* The request *
Tally the lines that include "text". Output the number only.

##########

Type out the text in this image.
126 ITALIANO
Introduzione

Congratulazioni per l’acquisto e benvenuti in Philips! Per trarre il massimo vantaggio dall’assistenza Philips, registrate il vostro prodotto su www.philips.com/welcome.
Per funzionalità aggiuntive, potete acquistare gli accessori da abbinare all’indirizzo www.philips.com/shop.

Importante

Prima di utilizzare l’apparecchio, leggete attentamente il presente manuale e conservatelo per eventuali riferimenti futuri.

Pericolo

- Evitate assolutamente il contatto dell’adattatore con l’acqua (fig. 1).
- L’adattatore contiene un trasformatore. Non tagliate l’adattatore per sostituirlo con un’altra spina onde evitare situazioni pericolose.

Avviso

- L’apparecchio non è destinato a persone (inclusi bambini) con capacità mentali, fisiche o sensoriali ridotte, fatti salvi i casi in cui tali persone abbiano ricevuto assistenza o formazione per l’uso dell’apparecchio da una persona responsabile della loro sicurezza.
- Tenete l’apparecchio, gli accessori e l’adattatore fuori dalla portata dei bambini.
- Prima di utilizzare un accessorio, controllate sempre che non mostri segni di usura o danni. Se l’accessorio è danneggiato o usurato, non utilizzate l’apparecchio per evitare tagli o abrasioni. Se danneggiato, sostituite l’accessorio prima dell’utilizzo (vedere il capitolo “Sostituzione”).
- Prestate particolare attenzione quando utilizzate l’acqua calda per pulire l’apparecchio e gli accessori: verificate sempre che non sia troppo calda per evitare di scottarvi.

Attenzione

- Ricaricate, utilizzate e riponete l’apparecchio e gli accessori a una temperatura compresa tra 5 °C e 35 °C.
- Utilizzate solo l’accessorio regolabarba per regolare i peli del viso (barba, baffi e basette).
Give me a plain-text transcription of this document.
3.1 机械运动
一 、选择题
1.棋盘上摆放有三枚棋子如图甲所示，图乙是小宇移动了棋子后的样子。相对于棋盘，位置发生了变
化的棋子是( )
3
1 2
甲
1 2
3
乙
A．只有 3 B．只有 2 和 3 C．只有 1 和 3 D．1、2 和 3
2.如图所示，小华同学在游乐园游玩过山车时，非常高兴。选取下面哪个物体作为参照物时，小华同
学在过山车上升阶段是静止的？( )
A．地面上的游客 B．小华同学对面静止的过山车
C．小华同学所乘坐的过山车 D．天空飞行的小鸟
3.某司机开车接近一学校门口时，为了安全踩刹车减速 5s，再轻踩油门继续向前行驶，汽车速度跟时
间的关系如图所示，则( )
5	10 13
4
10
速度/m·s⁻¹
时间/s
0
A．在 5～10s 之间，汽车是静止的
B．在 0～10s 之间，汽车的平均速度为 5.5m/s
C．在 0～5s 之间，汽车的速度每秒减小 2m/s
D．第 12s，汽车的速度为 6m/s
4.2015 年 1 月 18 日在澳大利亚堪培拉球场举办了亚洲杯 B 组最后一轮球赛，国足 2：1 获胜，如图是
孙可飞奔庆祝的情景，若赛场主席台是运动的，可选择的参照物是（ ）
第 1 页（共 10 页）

##########

* Result for this task *
2